STORED RECORDS:

____________

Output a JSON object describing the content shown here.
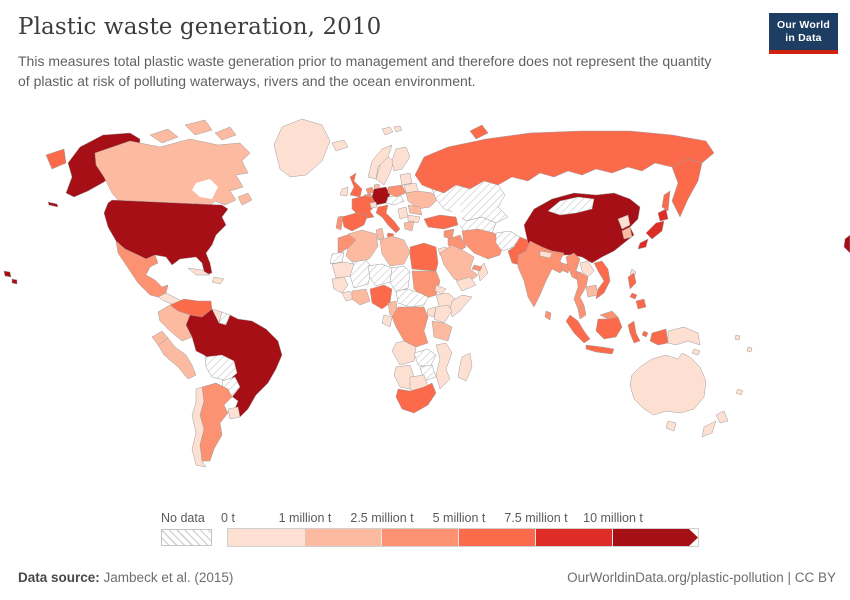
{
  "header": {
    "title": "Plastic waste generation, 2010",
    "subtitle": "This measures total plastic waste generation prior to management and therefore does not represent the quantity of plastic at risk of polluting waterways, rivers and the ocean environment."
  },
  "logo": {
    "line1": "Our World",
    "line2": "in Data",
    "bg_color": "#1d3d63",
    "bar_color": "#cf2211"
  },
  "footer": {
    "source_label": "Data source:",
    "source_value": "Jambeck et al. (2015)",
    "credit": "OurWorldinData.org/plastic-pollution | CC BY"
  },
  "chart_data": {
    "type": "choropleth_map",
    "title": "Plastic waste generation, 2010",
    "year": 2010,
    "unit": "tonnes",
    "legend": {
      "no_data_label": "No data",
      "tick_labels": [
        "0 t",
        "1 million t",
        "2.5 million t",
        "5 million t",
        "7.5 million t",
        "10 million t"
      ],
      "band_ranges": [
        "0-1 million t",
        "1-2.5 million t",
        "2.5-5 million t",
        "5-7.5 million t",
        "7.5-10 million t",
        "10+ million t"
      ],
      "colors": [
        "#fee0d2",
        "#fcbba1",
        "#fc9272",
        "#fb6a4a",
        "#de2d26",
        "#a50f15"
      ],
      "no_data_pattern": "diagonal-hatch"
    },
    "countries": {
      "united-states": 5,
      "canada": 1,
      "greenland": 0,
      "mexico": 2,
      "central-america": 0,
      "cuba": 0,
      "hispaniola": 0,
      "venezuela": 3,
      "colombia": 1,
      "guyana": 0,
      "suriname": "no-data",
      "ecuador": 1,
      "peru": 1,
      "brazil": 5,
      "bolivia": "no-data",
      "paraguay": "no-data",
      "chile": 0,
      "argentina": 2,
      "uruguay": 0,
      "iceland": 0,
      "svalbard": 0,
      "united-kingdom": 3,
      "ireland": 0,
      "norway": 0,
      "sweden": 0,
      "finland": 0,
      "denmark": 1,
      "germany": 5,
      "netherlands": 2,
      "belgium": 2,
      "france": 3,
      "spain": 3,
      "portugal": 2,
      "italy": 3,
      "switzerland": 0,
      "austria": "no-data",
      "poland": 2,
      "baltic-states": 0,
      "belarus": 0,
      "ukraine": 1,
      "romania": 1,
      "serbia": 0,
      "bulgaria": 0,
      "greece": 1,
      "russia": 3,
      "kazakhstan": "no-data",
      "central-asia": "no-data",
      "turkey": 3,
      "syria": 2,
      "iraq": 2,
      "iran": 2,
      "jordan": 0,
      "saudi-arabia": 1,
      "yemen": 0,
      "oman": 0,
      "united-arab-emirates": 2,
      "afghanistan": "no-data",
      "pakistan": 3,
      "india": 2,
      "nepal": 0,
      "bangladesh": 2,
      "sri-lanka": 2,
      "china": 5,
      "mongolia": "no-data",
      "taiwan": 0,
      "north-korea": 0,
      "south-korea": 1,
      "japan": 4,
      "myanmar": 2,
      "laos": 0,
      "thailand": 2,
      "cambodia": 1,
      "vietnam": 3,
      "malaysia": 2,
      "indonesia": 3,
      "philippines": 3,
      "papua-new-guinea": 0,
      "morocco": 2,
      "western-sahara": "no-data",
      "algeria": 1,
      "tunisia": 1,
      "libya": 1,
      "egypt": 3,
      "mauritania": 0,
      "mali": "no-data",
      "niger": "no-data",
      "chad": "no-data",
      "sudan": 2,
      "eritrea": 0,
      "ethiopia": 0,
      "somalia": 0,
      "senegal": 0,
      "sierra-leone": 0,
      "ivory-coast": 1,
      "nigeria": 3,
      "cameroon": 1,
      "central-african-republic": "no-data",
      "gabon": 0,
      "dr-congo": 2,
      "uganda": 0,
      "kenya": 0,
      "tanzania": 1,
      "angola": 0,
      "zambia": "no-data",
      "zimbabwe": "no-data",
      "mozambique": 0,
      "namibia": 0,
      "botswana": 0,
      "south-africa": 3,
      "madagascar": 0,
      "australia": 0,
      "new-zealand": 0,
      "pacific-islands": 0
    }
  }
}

____________

WHAT IS EXPECTED:
The records above are to be quoted exactly, with all pictures left out.

THE SOLUTION:
Output a JSON object describing the content shown here.
{
  "header": {
    "title": "Plastic waste generation, 2010",
    "subtitle": "This measures total plastic waste generation prior to management and therefore does not represent the quantity of plastic at risk of polluting waterways, rivers and the ocean environment."
  },
  "logo": {
    "line1": "Our World",
    "line2": "in Data",
    "bg_color": "#1d3d63",
    "bar_color": "#cf2211"
  },
  "footer": {
    "source_label": "Data source:",
    "source_value": "Jambeck et al. (2015)",
    "credit": "OurWorldinData.org/plastic-pollution | CC BY"
  },
  "chart_data": {
    "type": "choropleth_map",
    "title": "Plastic waste generation, 2010",
    "year": 2010,
    "unit": "tonnes",
    "legend": {
      "no_data_label": "No data",
      "tick_labels": [
        "0 t",
        "1 million t",
        "2.5 million t",
        "5 million t",
        "7.5 million t",
        "10 million t"
      ],
      "band_ranges": [
        "0-1 million t",
        "1-2.5 million t",
        "2.5-5 million t",
        "5-7.5 million t",
        "7.5-10 million t",
        "10+ million t"
      ],
      "colors": [
        "#fee0d2",
        "#fcbba1",
        "#fc9272",
        "#fb6a4a",
        "#de2d26",
        "#a50f15"
      ],
      "no_data_pattern": "diagonal-hatch"
    },
    "countries": {
      "united-states": 5,
      "canada": 1,
      "greenland": 0,
      "mexico": 2,
      "central-america": 0,
      "cuba": 0,
      "hispaniola": 0,
      "venezuela": 3,
      "colombia": 1,
      "guyana": 0,
      "suriname": "no-data",
      "ecuador": 1,
      "peru": 1,
      "brazil": 5,
      "bolivia": "no-data",
      "paraguay": "no-data",
      "chile": 0,
      "argentina": 2,
      "uruguay": 0,
      "iceland": 0,
      "svalbard": 0,
      "united-kingdom": 3,
      "ireland": 0,
      "norway": 0,
      "sweden": 0,
      "finland": 0,
      "denmark": 1,
      "germany": 5,
      "netherlands": 2,
      "belgium": 2,
      "france": 3,
      "spain": 3,
      "portugal": 2,
      "italy": 3,
      "switzerland": 0,
      "austria": "no-data",
      "poland": 2,
      "baltic-states": 0,
      "belarus": 0,
      "ukraine": 1,
      "romania": 1,
      "serbia": 0,
      "bulgaria": 0,
      "greece": 1,
      "russia": 3,
      "kazakhstan": "no-data",
      "central-asia": "no-data",
      "turkey": 3,
      "syria": 2,
      "iraq": 2,
      "iran": 2,
      "jordan": 0,
      "saudi-arabia": 1,
      "yemen": 0,
      "oman": 0,
      "united-arab-emirates": 2,
      "afghanistan": "no-data",
      "pakistan": 3,
      "india": 2,
      "nepal": 0,
      "bangladesh": 2,
      "sri-lanka": 2,
      "china": 5,
      "mongolia": "no-data",
      "taiwan": 0,
      "north-korea": 0,
      "south-korea": 1,
      "japan": 4,
      "myanmar": 2,
      "laos": 0,
      "thailand": 2,
      "cambodia": 1,
      "vietnam": 3,
      "malaysia": 2,
      "indonesia": 3,
      "philippines": 3,
      "papua-new-guinea": 0,
      "morocco": 2,
      "western-sahara": "no-data",
      "algeria": 1,
      "tunisia": 1,
      "libya": 1,
      "egypt": 3,
      "mauritania": 0,
      "mali": "no-data",
      "niger": "no-data",
      "chad": "no-data",
      "sudan": 2,
      "eritrea": 0,
      "ethiopia": 0,
      "somalia": 0,
      "senegal": 0,
      "sierra-leone": 0,
      "ivory-coast": 1,
      "nigeria": 3,
      "cameroon": 1,
      "central-african-republic": "no-data",
      "gabon": 0,
      "dr-congo": 2,
      "uganda": 0,
      "kenya": 0,
      "tanzania": 1,
      "angola": 0,
      "zambia": "no-data",
      "zimbabwe": "no-data",
      "mozambique": 0,
      "namibia": 0,
      "botswana": 0,
      "south-africa": 3,
      "madagascar": 0,
      "australia": 0,
      "new-zealand": 0,
      "pacific-islands": 0
    }
  }
}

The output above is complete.